(A run of records)
++++++++++++++++++++
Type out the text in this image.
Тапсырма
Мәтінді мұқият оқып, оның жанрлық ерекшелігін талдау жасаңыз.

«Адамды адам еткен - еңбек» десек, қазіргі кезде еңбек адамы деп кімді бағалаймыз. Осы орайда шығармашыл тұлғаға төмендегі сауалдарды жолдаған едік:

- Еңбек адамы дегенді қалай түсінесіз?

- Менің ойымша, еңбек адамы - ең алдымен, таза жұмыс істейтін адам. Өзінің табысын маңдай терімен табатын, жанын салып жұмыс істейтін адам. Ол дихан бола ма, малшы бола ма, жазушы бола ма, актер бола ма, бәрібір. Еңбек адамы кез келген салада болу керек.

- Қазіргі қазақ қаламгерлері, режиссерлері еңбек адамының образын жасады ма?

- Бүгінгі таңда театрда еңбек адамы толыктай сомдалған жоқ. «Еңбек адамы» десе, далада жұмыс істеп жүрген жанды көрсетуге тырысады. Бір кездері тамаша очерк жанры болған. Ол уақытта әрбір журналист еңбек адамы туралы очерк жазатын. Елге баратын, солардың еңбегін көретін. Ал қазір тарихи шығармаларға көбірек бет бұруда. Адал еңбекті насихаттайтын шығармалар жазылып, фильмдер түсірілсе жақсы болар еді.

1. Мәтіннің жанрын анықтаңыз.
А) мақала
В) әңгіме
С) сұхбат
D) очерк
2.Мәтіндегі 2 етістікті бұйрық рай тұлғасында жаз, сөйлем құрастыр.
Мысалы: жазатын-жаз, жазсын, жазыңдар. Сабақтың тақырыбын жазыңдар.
++++++++++++++++++++
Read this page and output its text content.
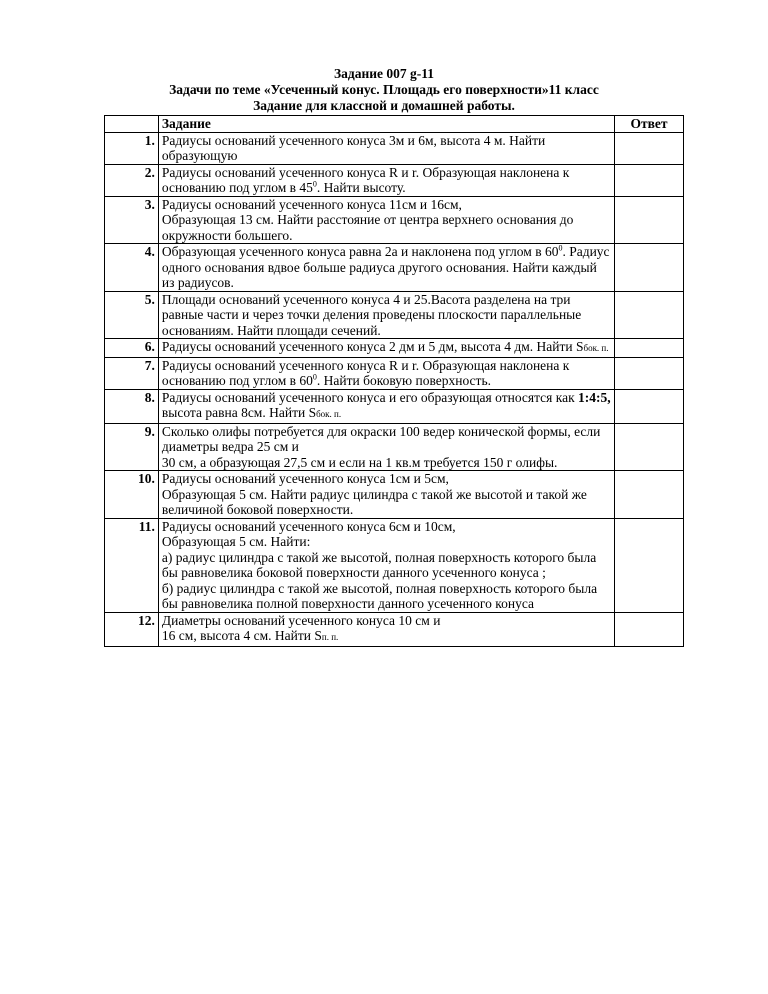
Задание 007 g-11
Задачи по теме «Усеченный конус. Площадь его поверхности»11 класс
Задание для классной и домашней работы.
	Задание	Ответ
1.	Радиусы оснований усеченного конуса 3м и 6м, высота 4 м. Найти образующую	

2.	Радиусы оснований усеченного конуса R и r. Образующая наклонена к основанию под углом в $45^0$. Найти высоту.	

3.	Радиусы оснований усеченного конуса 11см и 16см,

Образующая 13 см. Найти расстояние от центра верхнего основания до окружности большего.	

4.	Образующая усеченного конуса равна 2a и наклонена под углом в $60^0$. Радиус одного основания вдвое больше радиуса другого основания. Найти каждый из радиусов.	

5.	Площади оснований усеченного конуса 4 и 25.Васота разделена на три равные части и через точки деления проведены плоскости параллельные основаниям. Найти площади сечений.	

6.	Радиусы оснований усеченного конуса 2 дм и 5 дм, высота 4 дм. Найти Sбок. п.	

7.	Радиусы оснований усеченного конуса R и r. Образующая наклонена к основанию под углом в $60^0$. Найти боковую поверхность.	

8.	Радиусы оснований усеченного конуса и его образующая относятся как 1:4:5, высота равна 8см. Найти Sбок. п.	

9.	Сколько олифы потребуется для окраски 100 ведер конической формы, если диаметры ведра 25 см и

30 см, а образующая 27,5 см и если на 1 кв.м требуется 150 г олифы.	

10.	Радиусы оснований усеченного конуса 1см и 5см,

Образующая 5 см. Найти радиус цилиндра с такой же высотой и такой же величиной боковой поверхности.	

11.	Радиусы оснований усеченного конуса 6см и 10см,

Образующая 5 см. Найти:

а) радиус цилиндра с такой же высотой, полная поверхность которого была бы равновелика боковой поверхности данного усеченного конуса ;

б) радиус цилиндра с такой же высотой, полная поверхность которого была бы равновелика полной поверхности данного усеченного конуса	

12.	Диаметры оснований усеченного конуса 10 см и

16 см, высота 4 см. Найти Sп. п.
++++++++++++++++++++
**GOAL:**
Filter the records above and return every line that holds the word "Радиусы".

**THE REPLY:**
1.	Радиусы оснований усеченного конуса 3м и 6м, высота 4 м. Найти образующую	
2.	Радиусы оснований усеченного конуса R и r. Образующая наклонена к основанию под углом в $45^0$. Найти высоту.	
3.	Радиусы оснований усеченного конуса 11см и 16см,
6.	Радиусы оснований усеченного конуса 2 дм и 5 дм, высота 4 дм. Найти Sбок. п.	
7.	Радиусы оснований усеченного конуса R и r. Образующая наклонена к основанию под углом в $60^0$. Найти боковую поверхность.	
8.	Радиусы оснований усеченного конуса и его образующая относятся как 1:4:5, высота равна 8см. Найти Sбок. п.	
10.	Радиусы оснований усеченного конуса 1см и 5см,
11.	Радиусы оснований усеченного конуса 6см и 10см,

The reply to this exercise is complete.